▸ **Dataset records**
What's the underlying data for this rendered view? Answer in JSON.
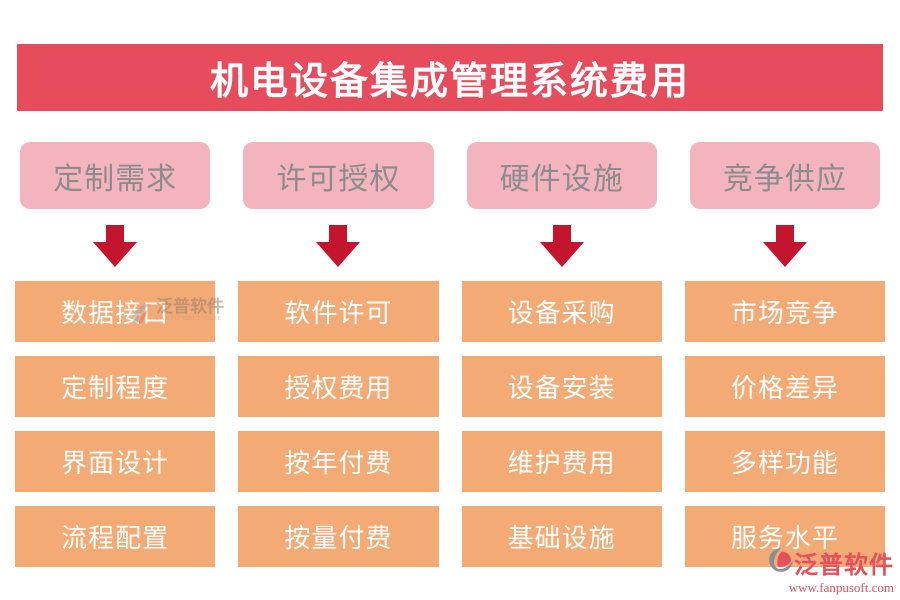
{
  "title": "机电设备集成管理系统费用",
  "colors": {
    "banner_red": "#e74c5c",
    "header_pink": "#f4b4bd",
    "header_text_gray": "#8c8c8c",
    "item_orange": "#f4aa75",
    "arrow_red": "#c3152e",
    "logo_red": "#e4505e"
  },
  "columns": [
    {
      "header": "定制需求",
      "items": [
        "数据接口",
        "定制程度",
        "界面设计",
        "流程配置"
      ]
    },
    {
      "header": "许可授权",
      "items": [
        "软件许可",
        "授权费用",
        "按年付费",
        "按量付费"
      ]
    },
    {
      "header": "硬件设施",
      "items": [
        "设备采购",
        "设备安装",
        "维护费用",
        "基础设施"
      ]
    },
    {
      "header": "竞争供应",
      "items": [
        "市场竞争",
        "价格差异",
        "多样功能",
        "服务水平"
      ]
    }
  ],
  "watermark": {
    "brand": "泛普软件",
    "subtitle": "FANPU SOFTWARE"
  },
  "footer_logo": {
    "brand": "泛普软件",
    "url": "www.fanpusoft.com"
  }
}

▸ **Challenge**
Quote the records in full and exactly; skip any image.

▸ **Task output**
What's the underlying data for this rendered view? Answer in JSON.
{
  "title": "机电设备集成管理系统费用",
  "colors": {
    "banner_red": "#e74c5c",
    "header_pink": "#f4b4bd",
    "header_text_gray": "#8c8c8c",
    "item_orange": "#f4aa75",
    "arrow_red": "#c3152e",
    "logo_red": "#e4505e"
  },
  "columns": [
    {
      "header": "定制需求",
      "items": [
        "数据接口",
        "定制程度",
        "界面设计",
        "流程配置"
      ]
    },
    {
      "header": "许可授权",
      "items": [
        "软件许可",
        "授权费用",
        "按年付费",
        "按量付费"
      ]
    },
    {
      "header": "硬件设施",
      "items": [
        "设备采购",
        "设备安装",
        "维护费用",
        "基础设施"
      ]
    },
    {
      "header": "竞争供应",
      "items": [
        "市场竞争",
        "价格差异",
        "多样功能",
        "服务水平"
      ]
    }
  ],
  "watermark": {
    "brand": "泛普软件",
    "subtitle": "FANPU SOFTWARE"
  },
  "footer_logo": {
    "brand": "泛普软件",
    "url": "www.fanpusoft.com"
  }
}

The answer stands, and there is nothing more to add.